Collected data entries:
--------
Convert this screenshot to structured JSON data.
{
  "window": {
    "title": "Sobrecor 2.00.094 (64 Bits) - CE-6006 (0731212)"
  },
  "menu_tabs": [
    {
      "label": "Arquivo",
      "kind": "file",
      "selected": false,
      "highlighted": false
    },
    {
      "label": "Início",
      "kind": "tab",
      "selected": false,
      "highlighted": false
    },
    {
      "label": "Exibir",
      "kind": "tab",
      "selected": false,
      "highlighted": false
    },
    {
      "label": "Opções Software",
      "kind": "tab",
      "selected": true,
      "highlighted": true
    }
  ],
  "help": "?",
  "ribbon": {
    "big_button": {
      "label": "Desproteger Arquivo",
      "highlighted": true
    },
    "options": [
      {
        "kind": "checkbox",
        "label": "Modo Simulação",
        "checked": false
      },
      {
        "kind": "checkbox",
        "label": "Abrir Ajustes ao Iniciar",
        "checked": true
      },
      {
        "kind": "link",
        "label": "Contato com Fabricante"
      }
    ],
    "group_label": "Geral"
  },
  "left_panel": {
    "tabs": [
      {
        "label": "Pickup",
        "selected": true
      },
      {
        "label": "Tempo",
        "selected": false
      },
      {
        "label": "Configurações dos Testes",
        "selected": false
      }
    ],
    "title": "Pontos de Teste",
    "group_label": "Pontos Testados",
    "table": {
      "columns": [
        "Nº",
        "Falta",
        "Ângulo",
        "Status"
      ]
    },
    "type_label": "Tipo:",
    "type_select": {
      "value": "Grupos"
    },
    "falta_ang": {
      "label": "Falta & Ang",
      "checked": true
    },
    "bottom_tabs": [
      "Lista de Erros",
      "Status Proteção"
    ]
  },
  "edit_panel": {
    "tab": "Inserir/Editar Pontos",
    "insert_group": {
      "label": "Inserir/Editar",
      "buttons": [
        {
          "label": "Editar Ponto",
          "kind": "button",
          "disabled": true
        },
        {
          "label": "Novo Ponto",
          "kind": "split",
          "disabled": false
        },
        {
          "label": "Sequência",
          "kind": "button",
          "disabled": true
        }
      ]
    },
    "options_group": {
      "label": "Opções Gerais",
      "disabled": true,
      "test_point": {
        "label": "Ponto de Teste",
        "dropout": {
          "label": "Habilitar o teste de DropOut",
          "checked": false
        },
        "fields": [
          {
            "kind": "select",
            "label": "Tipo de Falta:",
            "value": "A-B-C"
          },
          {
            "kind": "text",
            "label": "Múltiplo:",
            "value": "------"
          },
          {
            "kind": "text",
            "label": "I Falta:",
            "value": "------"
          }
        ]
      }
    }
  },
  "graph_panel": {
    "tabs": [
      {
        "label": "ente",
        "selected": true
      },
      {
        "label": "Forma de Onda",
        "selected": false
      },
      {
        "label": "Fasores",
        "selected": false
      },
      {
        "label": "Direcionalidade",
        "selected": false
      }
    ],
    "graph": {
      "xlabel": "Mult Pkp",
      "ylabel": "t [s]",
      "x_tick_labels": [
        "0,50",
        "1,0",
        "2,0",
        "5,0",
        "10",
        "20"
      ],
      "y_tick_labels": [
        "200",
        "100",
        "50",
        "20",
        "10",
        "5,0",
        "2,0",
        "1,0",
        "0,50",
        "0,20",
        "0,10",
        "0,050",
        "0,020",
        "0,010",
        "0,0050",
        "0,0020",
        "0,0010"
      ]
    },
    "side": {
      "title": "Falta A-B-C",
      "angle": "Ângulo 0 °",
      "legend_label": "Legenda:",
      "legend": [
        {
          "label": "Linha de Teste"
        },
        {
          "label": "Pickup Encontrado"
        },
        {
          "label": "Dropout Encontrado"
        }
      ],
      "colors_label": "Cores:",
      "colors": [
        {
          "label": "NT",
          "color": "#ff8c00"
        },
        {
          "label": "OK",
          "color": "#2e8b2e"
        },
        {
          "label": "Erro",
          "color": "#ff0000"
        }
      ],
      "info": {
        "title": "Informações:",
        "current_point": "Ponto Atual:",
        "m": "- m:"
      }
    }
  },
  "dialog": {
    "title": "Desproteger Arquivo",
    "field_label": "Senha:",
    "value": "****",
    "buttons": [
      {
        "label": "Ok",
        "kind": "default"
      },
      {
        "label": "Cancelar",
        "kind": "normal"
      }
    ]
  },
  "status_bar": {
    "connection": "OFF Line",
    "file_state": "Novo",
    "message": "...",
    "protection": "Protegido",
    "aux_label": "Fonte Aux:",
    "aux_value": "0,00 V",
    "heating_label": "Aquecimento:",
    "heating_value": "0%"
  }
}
--------
GIVEN TASK: Repeat back the data above, exact to the last character.

TASK RESULT:
Convert this screenshot to structured JSON data.
{
  "window": {
    "title": "Sobrecor 2.00.094 (64 Bits) - CE-6006 (0731212)"
  },
  "menu_tabs": [
    {
      "label": "Arquivo",
      "kind": "file",
      "selected": false,
      "highlighted": false
    },
    {
      "label": "Início",
      "kind": "tab",
      "selected": false,
      "highlighted": false
    },
    {
      "label": "Exibir",
      "kind": "tab",
      "selected": false,
      "highlighted": false
    },
    {
      "label": "Opções Software",
      "kind": "tab",
      "selected": true,
      "highlighted": true
    }
  ],
  "help": "?",
  "ribbon": {
    "big_button": {
      "label": "Desproteger Arquivo",
      "highlighted": true
    },
    "options": [
      {
        "kind": "checkbox",
        "label": "Modo Simulação",
        "checked": false
      },
      {
        "kind": "checkbox",
        "label": "Abrir Ajustes ao Iniciar",
        "checked": true
      },
      {
        "kind": "link",
        "label": "Contato com Fabricante"
      }
    ],
    "group_label": "Geral"
  },
  "left_panel": {
    "tabs": [
      {
        "label": "Pickup",
        "selected": true
      },
      {
        "label": "Tempo",
        "selected": false
      },
      {
        "label": "Configurações dos Testes",
        "selected": false
      }
    ],
    "title": "Pontos de Teste",
    "group_label": "Pontos Testados",
    "table": {
      "columns": [
        "Nº",
        "Falta",
        "Ângulo",
        "Status"
      ]
    },
    "type_label": "Tipo:",
    "type_select": {
      "value": "Grupos"
    },
    "falta_ang": {
      "label": "Falta & Ang",
      "checked": true
    },
    "bottom_tabs": [
      "Lista de Erros",
      "Status Proteção"
    ]
  },
  "edit_panel": {
    "tab": "Inserir/Editar Pontos",
    "insert_group": {
      "label": "Inserir/Editar",
      "buttons": [
        {
          "label": "Editar Ponto",
          "kind": "button",
          "disabled": true
        },
        {
          "label": "Novo Ponto",
          "kind": "split",
          "disabled": false
        },
        {
          "label": "Sequência",
          "kind": "button",
          "disabled": true
        }
      ]
    },
    "options_group": {
      "label": "Opções Gerais",
      "disabled": true,
      "test_point": {
        "label": "Ponto de Teste",
        "dropout": {
          "label": "Habilitar o teste de DropOut",
          "checked": false
        },
        "fields": [
          {
            "kind": "select",
            "label": "Tipo de Falta:",
            "value": "A-B-C"
          },
          {
            "kind": "text",
            "label": "Múltiplo:",
            "value": "------"
          },
          {
            "kind": "text",
            "label": "I Falta:",
            "value": "------"
          }
        ]
      }
    }
  },
  "graph_panel": {
    "tabs": [
      {
        "label": "ente",
        "selected": true
      },
      {
        "label": "Forma de Onda",
        "selected": false
      },
      {
        "label": "Fasores",
        "selected": false
      },
      {
        "label": "Direcionalidade",
        "selected": false
      }
    ],
    "graph": {
      "xlabel": "Mult Pkp",
      "ylabel": "t [s]",
      "x_tick_labels": [
        "0,50",
        "1,0",
        "2,0",
        "5,0",
        "10",
        "20"
      ],
      "y_tick_labels": [
        "200",
        "100",
        "50",
        "20",
        "10",
        "5,0",
        "2,0",
        "1,0",
        "0,50",
        "0,20",
        "0,10",
        "0,050",
        "0,020",
        "0,010",
        "0,0050",
        "0,0020",
        "0,0010"
      ]
    },
    "side": {
      "title": "Falta A-B-C",
      "angle": "Ângulo 0 °",
      "legend_label": "Legenda:",
      "legend": [
        {
          "label": "Linha de Teste"
        },
        {
          "label": "Pickup Encontrado"
        },
        {
          "label": "Dropout Encontrado"
        }
      ],
      "colors_label": "Cores:",
      "colors": [
        {
          "label": "NT",
          "color": "#ff8c00"
        },
        {
          "label": "OK",
          "color": "#2e8b2e"
        },
        {
          "label": "Erro",
          "color": "#ff0000"
        }
      ],
      "info": {
        "title": "Informações:",
        "current_point": "Ponto Atual:",
        "m": "- m:"
      }
    }
  },
  "dialog": {
    "title": "Desproteger Arquivo",
    "field_label": "Senha:",
    "value": "****",
    "buttons": [
      {
        "label": "Ok",
        "kind": "default"
      },
      {
        "label": "Cancelar",
        "kind": "normal"
      }
    ]
  },
  "status_bar": {
    "connection": "OFF Line",
    "file_state": "Novo",
    "message": "...",
    "protection": "Protegido",
    "aux_label": "Fonte Aux:",
    "aux_value": "0,00 V",
    "heating_label": "Aquecimento:",
    "heating_value": "0%"
  }
}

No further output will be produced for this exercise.